Return all lines from the listing below in which the string "ylabel" occurs.

:: MATERIAL FOR THIS EXERCISE ::

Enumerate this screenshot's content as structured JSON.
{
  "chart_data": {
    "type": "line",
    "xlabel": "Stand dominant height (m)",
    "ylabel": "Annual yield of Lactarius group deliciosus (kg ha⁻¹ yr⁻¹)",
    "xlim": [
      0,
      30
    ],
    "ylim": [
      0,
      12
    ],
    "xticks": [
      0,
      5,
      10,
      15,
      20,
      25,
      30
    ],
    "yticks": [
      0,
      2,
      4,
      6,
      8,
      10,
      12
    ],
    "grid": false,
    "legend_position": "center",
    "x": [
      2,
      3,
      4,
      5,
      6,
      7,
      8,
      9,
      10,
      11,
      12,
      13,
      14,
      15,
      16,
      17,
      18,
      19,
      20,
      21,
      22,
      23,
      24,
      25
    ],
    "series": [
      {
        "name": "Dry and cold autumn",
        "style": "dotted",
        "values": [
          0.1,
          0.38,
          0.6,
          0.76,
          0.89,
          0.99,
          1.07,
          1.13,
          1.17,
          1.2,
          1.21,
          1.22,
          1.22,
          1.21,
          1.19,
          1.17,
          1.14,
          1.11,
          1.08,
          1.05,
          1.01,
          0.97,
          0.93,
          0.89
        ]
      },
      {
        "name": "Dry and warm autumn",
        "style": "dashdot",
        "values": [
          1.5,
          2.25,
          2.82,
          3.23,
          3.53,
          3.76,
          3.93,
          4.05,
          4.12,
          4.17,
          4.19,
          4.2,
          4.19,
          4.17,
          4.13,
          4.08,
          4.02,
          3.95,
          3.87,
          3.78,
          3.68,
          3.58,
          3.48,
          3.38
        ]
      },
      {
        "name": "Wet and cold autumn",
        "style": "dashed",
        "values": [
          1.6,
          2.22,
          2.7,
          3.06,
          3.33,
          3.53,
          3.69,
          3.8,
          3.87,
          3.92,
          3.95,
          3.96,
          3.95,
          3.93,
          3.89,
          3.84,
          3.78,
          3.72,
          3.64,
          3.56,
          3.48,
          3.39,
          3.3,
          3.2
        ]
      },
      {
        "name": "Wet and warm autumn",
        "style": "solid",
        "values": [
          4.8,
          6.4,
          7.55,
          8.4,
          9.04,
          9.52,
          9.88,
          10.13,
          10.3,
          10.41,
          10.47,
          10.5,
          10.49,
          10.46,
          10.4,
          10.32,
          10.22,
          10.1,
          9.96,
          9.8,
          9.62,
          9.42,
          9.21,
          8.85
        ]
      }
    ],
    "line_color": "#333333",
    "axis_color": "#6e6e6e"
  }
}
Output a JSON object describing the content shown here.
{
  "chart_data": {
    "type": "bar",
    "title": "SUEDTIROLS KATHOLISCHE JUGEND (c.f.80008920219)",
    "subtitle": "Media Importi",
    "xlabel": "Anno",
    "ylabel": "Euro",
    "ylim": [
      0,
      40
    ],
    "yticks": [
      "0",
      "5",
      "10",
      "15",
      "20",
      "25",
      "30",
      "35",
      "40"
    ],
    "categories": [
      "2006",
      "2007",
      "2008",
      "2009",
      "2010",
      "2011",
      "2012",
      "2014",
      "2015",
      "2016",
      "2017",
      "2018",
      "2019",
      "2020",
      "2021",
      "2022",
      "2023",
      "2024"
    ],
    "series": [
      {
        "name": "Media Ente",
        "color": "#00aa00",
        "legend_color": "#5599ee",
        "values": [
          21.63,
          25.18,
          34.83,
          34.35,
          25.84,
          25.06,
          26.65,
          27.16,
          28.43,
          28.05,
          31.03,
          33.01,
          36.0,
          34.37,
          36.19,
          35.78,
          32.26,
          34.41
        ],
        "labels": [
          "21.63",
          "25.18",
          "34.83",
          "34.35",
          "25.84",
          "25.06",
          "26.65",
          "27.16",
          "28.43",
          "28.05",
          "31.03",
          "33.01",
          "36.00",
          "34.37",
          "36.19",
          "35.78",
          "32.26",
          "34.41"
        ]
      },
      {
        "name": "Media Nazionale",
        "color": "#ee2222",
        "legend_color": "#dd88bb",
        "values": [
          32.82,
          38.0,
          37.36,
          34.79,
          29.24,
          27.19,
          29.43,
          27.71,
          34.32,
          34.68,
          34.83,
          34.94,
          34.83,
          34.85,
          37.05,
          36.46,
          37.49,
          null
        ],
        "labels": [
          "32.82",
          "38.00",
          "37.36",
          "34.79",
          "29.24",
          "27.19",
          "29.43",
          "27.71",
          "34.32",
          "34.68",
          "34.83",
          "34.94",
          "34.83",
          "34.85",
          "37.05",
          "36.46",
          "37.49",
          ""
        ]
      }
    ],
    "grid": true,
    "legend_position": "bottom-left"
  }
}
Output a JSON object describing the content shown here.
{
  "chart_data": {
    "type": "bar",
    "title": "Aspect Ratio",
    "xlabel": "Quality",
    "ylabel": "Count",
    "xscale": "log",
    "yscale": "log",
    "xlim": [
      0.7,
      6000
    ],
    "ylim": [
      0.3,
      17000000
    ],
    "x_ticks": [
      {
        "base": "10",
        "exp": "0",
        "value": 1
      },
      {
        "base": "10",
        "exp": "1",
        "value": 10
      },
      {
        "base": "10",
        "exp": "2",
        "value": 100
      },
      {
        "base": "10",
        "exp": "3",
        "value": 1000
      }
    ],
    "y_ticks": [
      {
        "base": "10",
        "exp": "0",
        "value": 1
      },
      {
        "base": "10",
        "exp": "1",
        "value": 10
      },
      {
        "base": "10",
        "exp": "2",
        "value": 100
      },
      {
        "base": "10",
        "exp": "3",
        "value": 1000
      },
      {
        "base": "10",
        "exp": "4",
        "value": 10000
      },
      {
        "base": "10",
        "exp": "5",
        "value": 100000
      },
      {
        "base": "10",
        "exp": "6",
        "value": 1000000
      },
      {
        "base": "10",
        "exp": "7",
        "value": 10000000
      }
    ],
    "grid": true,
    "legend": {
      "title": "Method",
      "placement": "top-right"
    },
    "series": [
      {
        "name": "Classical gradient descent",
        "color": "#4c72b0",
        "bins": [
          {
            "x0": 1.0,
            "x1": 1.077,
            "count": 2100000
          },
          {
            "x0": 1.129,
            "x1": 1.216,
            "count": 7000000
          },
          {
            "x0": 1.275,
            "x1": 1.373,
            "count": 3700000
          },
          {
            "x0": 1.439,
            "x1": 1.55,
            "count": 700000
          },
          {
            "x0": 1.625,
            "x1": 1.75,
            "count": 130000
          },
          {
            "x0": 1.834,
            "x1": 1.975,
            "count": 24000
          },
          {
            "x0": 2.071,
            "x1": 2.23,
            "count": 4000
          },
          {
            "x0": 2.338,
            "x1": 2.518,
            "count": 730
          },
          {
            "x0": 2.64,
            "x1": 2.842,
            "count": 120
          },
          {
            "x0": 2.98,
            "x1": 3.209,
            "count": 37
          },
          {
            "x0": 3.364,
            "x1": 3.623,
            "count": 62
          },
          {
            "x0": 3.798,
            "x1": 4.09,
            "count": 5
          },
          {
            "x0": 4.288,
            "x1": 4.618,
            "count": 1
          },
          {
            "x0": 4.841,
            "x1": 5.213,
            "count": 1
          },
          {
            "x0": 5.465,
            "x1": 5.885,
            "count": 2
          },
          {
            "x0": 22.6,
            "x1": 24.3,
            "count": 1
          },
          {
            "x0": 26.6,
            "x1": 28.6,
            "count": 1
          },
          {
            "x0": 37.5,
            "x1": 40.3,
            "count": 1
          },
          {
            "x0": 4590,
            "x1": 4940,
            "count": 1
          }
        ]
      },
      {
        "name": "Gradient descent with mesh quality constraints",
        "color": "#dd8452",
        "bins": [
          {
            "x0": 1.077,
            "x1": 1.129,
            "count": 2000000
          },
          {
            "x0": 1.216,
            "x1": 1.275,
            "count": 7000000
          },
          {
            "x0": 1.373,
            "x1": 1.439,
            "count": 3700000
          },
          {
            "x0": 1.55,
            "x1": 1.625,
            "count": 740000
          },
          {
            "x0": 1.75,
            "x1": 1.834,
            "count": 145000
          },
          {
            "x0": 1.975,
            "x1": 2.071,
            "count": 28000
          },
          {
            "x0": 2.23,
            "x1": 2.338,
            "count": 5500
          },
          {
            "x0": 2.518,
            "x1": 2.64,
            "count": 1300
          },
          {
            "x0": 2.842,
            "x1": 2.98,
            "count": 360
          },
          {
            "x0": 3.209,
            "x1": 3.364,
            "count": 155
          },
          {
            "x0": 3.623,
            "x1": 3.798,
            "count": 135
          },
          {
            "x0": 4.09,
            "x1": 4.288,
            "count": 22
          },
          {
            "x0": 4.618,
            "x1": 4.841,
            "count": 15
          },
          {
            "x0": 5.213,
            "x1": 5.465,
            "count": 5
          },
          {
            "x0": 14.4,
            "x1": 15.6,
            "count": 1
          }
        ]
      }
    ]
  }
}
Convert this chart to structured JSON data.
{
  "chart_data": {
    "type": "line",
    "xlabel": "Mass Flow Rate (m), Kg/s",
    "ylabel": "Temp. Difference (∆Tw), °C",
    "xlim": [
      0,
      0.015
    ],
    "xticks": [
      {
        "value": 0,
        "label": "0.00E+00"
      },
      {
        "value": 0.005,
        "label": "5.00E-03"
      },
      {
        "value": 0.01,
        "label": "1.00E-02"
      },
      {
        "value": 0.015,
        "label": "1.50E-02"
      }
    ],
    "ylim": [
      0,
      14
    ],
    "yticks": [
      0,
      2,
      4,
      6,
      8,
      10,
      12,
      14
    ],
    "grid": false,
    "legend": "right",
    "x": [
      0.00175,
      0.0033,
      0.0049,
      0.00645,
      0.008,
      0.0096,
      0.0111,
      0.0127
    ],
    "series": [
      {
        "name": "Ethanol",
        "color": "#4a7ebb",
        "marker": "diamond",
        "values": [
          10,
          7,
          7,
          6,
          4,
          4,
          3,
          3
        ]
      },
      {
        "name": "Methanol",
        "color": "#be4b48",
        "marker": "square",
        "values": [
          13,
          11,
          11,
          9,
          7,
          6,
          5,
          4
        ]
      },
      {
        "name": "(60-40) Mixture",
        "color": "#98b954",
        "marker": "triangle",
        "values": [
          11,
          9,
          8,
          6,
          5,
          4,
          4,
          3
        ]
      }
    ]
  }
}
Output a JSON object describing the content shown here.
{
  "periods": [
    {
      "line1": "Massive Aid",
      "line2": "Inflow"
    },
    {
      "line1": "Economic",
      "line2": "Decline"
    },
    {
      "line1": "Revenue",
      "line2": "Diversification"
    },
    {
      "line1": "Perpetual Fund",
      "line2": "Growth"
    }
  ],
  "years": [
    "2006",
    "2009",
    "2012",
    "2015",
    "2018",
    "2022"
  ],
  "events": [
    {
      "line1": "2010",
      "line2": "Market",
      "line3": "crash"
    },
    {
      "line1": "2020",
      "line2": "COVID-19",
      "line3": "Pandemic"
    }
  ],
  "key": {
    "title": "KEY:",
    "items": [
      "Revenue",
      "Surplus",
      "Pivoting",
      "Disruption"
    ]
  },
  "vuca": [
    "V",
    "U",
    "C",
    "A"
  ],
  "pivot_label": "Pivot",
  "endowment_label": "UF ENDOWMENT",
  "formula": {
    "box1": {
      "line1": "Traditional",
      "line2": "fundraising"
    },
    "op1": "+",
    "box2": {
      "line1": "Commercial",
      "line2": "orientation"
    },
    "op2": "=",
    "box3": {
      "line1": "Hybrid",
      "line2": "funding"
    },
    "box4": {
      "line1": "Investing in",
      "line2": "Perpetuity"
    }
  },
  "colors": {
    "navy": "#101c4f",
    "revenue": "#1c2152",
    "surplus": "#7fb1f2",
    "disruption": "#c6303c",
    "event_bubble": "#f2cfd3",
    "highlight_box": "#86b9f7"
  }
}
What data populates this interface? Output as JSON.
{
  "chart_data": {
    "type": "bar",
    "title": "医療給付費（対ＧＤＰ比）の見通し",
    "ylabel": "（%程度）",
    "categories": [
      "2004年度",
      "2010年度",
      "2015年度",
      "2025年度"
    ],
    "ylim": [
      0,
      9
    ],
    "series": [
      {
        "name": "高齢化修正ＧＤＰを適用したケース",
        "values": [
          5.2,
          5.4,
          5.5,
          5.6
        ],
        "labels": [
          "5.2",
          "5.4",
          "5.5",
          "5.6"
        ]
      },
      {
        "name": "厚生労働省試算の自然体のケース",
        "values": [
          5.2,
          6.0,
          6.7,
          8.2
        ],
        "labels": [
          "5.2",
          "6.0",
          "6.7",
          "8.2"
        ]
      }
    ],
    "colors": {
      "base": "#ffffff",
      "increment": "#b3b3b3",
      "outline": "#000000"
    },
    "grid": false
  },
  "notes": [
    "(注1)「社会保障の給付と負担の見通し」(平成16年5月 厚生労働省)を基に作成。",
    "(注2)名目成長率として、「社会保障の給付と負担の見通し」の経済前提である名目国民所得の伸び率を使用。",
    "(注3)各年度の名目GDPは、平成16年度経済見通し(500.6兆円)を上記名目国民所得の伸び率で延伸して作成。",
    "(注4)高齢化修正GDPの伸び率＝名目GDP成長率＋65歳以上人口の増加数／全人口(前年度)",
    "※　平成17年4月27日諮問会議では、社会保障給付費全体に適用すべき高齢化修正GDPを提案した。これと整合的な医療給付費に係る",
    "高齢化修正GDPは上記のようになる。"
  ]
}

:::

EXERCISE RESULT:
    "ylabel": "Annual yield of Lactarius group deliciosus (kg ha⁻¹ yr⁻¹)",
    "ylabel": "Euro",
    "ylabel": "Count",
    "ylabel": "Temp. Difference (∆Tw), °C",
    "ylabel": "（%程度）",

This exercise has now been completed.